By the term "hydrodesulfurization" (HDS) is meant the process,
whereby sulfur is removed from the hydrocarbon feedstock.
By the term "hydrodenitrogenation" (HDN) is meant the process,
whereby nitrogen is removed from the hydrocarbon feedstock.
By the term "hydrocracking" (HC) is meant a process, whereby a
hydrocarbon containing feedstock is catalytically decomposed into a
chemical species of smaller molecular weight in the presence of
hydrogen.
In the process of the invention the main reactor loop of the
process has two reactors in series, a hydrotreating reactor for
pretreatment of the feedstock and a hydrocracking reactor for
hydrocracking a part of the effluent from the hydrotreating
reactor. By the term "in series" is meant the hydrocracking reactor
is located downstream the hydrotreating reactor.
There is a liquid/vapour separation system integrated in the bottom
of the hydrotreating reactor or contained in a separator vessel
located between the two reactors for separating the effluent, a
mixture of liquid and vapour, emerging from the catalytic beds of
the hydrotreating reactor.
In the liquid/vapour separation system a flash is carried out using
an outlet device and an outlet pipe. The liquid/vapour mixture
separates into a liquid phase and a vapour phase in the separator
vessel. The outlet device is an internal overflow standpipe for
dividing the liquid phase into a controlled liquid portion and an
excess liquid portion. The vapour phase is combined with the excess
liquid portion and this vapour plus liquid portion can be fed to
the hydrocracking reactor. In this case the controlled liquid
portion is withdrawn, bypassing the hydrocracking reactor and is
routed to a stripper to produce FCC feed and naphtha and lighter
products. It is also possible to send the controlled liquid portion
to the hydrocracking reactor and simultaneously separating a FCC
feed-containing fraction from the vapour plus liquid portion.
By the term "flash" is meant a single stage distillation in which
the hydrotreated effluent stream comprising a liquid/vapour mixture
is separated into a liquid portion and a vapour plus liquid
portion. A change in pressure is not required.
An advantage of the process of the invention is that a simple flash
step is used instead of a complex augmented and multi-separator
scheme to split the effluent from the catalytic beds of the
hydrotreating reactor into the two portions. The vapour plus liquid
portion is sent to the hydrocracking reactor without substantially
cooling the vapour, other than the cooling required for temperature
control to the inlet of the hydrocracking reactor.
Part of the liquid phase in the hydrotreater effluent is routed to
an FCC feed stripper. A low pressure flash drum can optionally be
added. Only naphtha and lighter hydrocarbons are recovered. The
diesel contained in this portion is of lower quality since it has a
higher density, higher aromatic content and lower cetane value than
the diesel produced in the hydrocracking reactor, so it is better
suited as an FCC feed. The entire diesel produced by the inventive
process is produced in the hydrocracking step and have a much
improved quality.
An unconverted oil that has a boiling range higher than the diesel
product (>370.degree. C.+) is recovered from the hydrocracked
effluent in a fractionator column. This is unconverted and can be
used as FCC feed or as feedstock for an ethylene plant or a lube
plant because it has higher hydrogen content and lower aromatic
content than the FCC feed produced in the FCC feed stripper.

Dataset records

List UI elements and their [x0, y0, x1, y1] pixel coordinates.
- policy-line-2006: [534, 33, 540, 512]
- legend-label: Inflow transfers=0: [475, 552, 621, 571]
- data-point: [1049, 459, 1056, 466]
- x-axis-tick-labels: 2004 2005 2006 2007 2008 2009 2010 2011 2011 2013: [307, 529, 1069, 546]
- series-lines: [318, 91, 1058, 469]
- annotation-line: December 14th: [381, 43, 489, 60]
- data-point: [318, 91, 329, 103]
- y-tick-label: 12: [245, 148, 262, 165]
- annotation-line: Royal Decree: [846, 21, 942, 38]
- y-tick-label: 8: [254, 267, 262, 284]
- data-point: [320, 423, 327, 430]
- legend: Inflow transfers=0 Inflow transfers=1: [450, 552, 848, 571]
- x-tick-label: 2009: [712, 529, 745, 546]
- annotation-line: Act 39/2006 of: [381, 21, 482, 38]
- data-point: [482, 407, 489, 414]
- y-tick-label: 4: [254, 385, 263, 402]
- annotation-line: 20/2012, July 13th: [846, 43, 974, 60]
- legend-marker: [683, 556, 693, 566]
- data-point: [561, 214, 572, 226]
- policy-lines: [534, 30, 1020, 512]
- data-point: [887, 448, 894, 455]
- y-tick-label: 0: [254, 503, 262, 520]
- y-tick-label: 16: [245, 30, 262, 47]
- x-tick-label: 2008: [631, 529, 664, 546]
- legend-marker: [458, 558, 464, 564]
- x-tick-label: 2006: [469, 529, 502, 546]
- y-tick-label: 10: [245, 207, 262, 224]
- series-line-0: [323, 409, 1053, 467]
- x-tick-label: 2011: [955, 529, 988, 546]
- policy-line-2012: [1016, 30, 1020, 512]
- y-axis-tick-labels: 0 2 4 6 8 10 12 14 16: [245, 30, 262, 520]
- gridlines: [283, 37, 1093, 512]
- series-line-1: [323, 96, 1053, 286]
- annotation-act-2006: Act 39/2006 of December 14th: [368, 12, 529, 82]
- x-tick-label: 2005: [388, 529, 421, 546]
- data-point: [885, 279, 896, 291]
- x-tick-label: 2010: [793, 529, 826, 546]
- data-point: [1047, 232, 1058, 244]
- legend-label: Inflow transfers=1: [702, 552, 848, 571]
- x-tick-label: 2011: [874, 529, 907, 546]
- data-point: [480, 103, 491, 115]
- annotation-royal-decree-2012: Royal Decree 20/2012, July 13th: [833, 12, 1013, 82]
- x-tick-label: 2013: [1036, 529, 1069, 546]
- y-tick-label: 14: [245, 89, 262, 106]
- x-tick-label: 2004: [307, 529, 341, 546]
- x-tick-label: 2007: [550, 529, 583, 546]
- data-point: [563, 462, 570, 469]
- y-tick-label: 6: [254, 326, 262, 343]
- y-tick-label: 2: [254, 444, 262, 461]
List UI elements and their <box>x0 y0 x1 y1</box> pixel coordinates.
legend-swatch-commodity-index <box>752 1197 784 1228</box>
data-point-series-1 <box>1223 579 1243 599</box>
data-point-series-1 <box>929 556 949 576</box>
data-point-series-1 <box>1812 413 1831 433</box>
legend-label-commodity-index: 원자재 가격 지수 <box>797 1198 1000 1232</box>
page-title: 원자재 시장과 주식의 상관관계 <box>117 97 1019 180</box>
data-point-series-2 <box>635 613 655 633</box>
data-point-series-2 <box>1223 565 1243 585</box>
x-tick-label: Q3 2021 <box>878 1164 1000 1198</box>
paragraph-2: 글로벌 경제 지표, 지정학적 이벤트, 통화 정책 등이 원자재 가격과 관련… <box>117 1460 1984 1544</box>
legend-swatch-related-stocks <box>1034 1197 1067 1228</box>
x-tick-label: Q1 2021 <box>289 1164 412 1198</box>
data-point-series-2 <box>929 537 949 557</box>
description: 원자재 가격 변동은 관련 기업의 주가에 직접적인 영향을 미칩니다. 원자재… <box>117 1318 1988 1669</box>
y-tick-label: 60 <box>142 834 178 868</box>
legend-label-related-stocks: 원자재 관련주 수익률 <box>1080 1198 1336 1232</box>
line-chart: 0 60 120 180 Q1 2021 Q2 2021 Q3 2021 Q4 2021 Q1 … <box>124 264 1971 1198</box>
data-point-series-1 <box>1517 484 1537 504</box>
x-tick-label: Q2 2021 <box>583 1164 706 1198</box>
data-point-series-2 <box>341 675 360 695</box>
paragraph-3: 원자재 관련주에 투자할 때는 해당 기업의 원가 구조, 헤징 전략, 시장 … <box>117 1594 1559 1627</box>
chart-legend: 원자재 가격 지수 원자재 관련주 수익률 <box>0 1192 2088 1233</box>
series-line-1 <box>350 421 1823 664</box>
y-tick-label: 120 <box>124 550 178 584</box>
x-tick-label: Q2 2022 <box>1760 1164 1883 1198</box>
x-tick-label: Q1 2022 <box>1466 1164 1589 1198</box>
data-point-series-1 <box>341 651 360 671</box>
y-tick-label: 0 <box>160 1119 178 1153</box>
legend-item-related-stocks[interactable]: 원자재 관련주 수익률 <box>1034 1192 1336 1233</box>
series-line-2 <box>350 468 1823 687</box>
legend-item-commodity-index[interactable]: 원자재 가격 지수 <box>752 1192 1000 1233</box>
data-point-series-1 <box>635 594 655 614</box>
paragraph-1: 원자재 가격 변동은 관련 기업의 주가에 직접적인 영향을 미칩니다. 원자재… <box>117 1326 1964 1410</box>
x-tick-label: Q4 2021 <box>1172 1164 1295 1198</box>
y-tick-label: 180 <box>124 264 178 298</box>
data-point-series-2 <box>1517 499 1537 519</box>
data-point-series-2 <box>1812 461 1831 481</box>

DIRECTIVES ▸
- 1) Please print the passage of the hydrocracking process text starting with "An advantage of" and going on through "of the hydrocracking reactor.", word for word.
- 2) Output the records verbatim, starting with their first line and going on through the line containing "- x-tick-label: 2009: [712, 529, 745, 546]", with both ends included.
The records are unrelated to the text.

FINAL RESULTS ▸
- 1)
An advantage of the process of the invention is that a simple flash
step is used instead of a complex augmented and multi-separator
scheme to split the effluent from the catalytic beds of the
hydrotreating reactor into the two portions. The vapour plus liquid
portion is sent to the hydrocracking reactor without substantially
cooling the vapour, other than the cooling required for temperature
control to the inlet of the hydrocracking reactor.

- 2)
List UI elements and their [x0, y0, x1, y1] pixel coordinates.
- policy-line-2006: [534, 33, 540, 512]
- legend-label: Inflow transfers=0: [475, 552, 621, 571]
- data-point: [1049, 459, 1056, 466]
- x-axis-tick-labels: 2004 2005 2006 2007 2008 2009 2010 2011 2011 2013: [307, 529, 1069, 546]
- series-lines: [318, 91, 1058, 469]
- annotation-line: December 14th: [381, 43, 489, 60]
- data-point: [318, 91, 329, 103]
- y-tick-label: 12: [245, 148, 262, 165]
- annotation-line: Royal Decree: [846, 21, 942, 38]
- y-tick-label: 8: [254, 267, 262, 284]
- data-point: [320, 423, 327, 430]
- legend: Inflow transfers=0 Inflow transfers=1: [450, 552, 848, 571]
- x-tick-label: 2009: [712, 529, 745, 546]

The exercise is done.